◆ Prompt:
Pick out each line with the word "edges" from the material that follows.

======== Given data

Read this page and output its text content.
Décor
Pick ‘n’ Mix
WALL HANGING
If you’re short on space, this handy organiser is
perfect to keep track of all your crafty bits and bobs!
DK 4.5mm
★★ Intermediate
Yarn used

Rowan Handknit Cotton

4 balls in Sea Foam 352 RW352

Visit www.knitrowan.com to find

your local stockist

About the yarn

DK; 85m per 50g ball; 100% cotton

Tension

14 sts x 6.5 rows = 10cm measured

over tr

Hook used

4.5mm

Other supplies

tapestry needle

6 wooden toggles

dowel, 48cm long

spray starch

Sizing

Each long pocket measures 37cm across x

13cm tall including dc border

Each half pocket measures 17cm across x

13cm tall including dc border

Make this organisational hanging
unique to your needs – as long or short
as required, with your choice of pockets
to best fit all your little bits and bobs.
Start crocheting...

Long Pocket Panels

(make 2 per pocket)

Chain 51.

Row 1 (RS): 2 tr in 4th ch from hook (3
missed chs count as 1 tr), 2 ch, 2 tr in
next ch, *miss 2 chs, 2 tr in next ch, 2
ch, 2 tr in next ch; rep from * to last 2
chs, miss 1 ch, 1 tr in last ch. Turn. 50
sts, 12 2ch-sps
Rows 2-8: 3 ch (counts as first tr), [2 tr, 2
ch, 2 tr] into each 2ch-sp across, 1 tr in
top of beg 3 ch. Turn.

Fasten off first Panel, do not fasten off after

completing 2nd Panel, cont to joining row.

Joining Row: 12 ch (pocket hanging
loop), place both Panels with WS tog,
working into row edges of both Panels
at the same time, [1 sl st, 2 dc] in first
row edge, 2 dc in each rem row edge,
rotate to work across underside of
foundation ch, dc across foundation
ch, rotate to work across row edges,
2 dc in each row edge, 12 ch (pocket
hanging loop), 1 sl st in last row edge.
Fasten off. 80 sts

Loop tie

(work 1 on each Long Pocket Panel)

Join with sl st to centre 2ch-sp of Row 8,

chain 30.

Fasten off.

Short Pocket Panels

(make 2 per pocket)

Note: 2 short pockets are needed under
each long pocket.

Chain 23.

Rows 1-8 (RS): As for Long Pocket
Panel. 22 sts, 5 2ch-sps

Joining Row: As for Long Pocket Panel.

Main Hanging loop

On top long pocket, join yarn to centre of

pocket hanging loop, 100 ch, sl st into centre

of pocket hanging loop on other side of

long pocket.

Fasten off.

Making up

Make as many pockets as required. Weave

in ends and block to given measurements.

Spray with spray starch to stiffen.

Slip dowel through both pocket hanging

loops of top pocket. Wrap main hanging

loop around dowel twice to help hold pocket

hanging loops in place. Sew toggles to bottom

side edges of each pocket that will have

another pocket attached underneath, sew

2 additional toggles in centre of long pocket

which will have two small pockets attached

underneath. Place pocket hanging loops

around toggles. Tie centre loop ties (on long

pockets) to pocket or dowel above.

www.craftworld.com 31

================

◆ Task solution:
working into row edges of both Panels
ch, rotate to work across row edges,
side edges of each pocket that will have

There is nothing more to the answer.